— What you are asked to do —
Where a line holds the word "JSON", copy that line.

— Information given —
[start]

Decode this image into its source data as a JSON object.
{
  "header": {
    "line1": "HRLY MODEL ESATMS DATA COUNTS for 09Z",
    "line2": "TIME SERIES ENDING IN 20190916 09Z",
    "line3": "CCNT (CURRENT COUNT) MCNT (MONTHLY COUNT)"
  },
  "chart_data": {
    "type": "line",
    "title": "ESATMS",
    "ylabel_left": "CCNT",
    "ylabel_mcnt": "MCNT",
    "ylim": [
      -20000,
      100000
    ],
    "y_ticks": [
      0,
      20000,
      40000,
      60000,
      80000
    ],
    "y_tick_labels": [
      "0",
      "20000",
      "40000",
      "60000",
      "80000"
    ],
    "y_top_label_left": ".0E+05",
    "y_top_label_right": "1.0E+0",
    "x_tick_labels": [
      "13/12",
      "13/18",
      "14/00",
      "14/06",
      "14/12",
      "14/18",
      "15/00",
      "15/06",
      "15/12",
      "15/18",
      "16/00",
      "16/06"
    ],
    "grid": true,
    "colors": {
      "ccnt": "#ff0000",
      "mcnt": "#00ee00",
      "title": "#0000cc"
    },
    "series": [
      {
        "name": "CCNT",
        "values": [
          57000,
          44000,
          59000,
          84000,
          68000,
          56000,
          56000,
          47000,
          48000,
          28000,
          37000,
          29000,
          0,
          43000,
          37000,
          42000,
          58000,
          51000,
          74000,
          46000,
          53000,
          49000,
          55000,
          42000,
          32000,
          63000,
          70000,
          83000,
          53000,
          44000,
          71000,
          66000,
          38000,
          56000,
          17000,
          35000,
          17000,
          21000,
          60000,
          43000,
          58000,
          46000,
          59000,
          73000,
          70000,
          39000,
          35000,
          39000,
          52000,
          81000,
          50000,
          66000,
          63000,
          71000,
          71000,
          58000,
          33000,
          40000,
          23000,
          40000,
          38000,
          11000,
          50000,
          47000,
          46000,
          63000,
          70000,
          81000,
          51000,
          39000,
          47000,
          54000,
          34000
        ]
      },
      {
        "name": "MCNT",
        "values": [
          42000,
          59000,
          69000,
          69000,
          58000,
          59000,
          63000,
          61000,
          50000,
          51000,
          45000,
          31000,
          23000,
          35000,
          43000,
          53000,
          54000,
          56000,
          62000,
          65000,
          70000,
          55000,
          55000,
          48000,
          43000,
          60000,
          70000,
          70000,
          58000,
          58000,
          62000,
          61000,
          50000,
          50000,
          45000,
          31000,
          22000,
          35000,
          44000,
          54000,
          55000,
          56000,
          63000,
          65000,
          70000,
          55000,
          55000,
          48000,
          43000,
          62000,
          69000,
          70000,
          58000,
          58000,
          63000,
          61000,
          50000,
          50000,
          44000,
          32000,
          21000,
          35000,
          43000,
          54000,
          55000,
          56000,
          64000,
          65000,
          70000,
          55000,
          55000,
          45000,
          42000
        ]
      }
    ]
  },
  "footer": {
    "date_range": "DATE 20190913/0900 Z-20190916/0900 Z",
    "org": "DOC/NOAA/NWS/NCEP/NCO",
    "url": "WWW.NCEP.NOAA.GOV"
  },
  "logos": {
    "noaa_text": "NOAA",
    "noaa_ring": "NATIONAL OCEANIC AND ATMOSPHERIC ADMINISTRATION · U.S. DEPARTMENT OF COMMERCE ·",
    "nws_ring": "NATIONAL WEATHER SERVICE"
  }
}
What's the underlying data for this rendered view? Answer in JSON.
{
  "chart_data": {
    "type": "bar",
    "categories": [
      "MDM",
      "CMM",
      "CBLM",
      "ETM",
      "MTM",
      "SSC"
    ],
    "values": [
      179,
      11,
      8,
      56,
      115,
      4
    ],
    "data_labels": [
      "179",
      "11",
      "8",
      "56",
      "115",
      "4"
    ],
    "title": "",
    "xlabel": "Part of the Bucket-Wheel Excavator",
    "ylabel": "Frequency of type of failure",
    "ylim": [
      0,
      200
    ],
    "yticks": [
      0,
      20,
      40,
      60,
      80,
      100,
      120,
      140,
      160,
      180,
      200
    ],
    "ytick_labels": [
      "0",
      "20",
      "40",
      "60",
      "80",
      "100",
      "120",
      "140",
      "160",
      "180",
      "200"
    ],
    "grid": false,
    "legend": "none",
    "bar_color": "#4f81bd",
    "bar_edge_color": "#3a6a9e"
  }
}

[end]

— Solved exercise —
Decode this image into its source data as a JSON object.
What's the underlying data for this rendered view? Answer in JSON.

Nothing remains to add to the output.